The records below must be duplicated exactly, character for character.

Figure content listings
....................

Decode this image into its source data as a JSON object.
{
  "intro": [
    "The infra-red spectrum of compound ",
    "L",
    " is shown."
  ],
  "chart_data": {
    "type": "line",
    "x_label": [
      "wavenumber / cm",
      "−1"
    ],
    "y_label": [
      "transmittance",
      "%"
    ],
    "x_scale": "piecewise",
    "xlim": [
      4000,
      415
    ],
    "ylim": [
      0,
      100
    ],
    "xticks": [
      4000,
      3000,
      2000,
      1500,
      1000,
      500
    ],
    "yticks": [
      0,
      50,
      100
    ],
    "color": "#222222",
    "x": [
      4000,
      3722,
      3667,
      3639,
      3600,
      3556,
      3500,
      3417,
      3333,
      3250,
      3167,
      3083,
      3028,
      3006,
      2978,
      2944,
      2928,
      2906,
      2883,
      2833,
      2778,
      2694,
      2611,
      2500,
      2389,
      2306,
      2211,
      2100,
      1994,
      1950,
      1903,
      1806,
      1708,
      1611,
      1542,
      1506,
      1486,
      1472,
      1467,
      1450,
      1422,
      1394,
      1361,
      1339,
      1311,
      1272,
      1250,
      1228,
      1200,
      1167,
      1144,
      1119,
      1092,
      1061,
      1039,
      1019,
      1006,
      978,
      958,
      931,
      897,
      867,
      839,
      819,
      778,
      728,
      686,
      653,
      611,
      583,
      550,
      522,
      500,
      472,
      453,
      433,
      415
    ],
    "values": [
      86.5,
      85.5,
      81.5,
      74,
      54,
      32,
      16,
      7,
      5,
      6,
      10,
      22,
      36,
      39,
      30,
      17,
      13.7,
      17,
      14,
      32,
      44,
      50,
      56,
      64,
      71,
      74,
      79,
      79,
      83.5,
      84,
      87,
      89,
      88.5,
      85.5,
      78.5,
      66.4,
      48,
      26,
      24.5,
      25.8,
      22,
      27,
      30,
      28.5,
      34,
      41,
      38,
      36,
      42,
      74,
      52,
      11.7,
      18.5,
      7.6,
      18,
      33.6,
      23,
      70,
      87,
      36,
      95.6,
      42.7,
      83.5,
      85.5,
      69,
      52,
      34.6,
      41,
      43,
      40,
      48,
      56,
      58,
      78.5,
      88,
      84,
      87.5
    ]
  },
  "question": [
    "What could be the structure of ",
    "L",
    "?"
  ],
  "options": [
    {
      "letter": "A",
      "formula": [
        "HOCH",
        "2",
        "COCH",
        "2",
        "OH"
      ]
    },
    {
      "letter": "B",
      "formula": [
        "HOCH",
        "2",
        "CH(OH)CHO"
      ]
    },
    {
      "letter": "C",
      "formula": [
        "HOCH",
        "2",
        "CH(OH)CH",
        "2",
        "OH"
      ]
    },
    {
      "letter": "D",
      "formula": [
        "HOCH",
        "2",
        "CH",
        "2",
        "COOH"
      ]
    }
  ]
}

....................

> [TASK SOLUTION]
Decode this image into its source data as a JSON object.
{
  "intro": [
    "The infra-red spectrum of compound ",
    "L",
    " is shown."
  ],
  "chart_data": {
    "type": "line",
    "x_label": [
      "wavenumber / cm",
      "−1"
    ],
    "y_label": [
      "transmittance",
      "%"
    ],
    "x_scale": "piecewise",
    "xlim": [
      4000,
      415
    ],
    "ylim": [
      0,
      100
    ],
    "xticks": [
      4000,
      3000,
      2000,
      1500,
      1000,
      500
    ],
    "yticks": [
      0,
      50,
      100
    ],
    "color": "#222222",
    "x": [
      4000,
      3722,
      3667,
      3639,
      3600,
      3556,
      3500,
      3417,
      3333,
      3250,
      3167,
      3083,
      3028,
      3006,
      2978,
      2944,
      2928,
      2906,
      2883,
      2833,
      2778,
      2694,
      2611,
      2500,
      2389,
      2306,
      2211,
      2100,
      1994,
      1950,
      1903,
      1806,
      1708,
      1611,
      1542,
      1506,
      1486,
      1472,
      1467,
      1450,
      1422,
      1394,
      1361,
      1339,
      1311,
      1272,
      1250,
      1228,
      1200,
      1167,
      1144,
      1119,
      1092,
      1061,
      1039,
      1019,
      1006,
      978,
      958,
      931,
      897,
      867,
      839,
      819,
      778,
      728,
      686,
      653,
      611,
      583,
      550,
      522,
      500,
      472,
      453,
      433,
      415
    ],
    "values": [
      86.5,
      85.5,
      81.5,
      74,
      54,
      32,
      16,
      7,
      5,
      6,
      10,
      22,
      36,
      39,
      30,
      17,
      13.7,
      17,
      14,
      32,
      44,
      50,
      56,
      64,
      71,
      74,
      79,
      79,
      83.5,
      84,
      87,
      89,
      88.5,
      85.5,
      78.5,
      66.4,
      48,
      26,
      24.5,
      25.8,
      22,
      27,
      30,
      28.5,
      34,
      41,
      38,
      36,
      42,
      74,
      52,
      11.7,
      18.5,
      7.6,
      18,
      33.6,
      23,
      70,
      87,
      36,
      95.6,
      42.7,
      83.5,
      85.5,
      69,
      52,
      34.6,
      41,
      43,
      40,
      48,
      56,
      58,
      78.5,
      88,
      84,
      87.5
    ]
  },
  "question": [
    "What could be the structure of ",
    "L",
    "?"
  ],
  "options": [
    {
      "letter": "A",
      "formula": [
        "HOCH",
        "2",
        "COCH",
        "2",
        "OH"
      ]
    },
    {
      "letter": "B",
      "formula": [
        "HOCH",
        "2",
        "CH(OH)CHO"
      ]
    },
    {
      "letter": "C",
      "formula": [
        "HOCH",
        "2",
        "CH(OH)CH",
        "2",
        "OH"
      ]
    },
    {
      "letter": "D",
      "formula": [
        "HOCH",
        "2",
        "CH",
        "2",
        "COOH"
      ]
    }
  ]
}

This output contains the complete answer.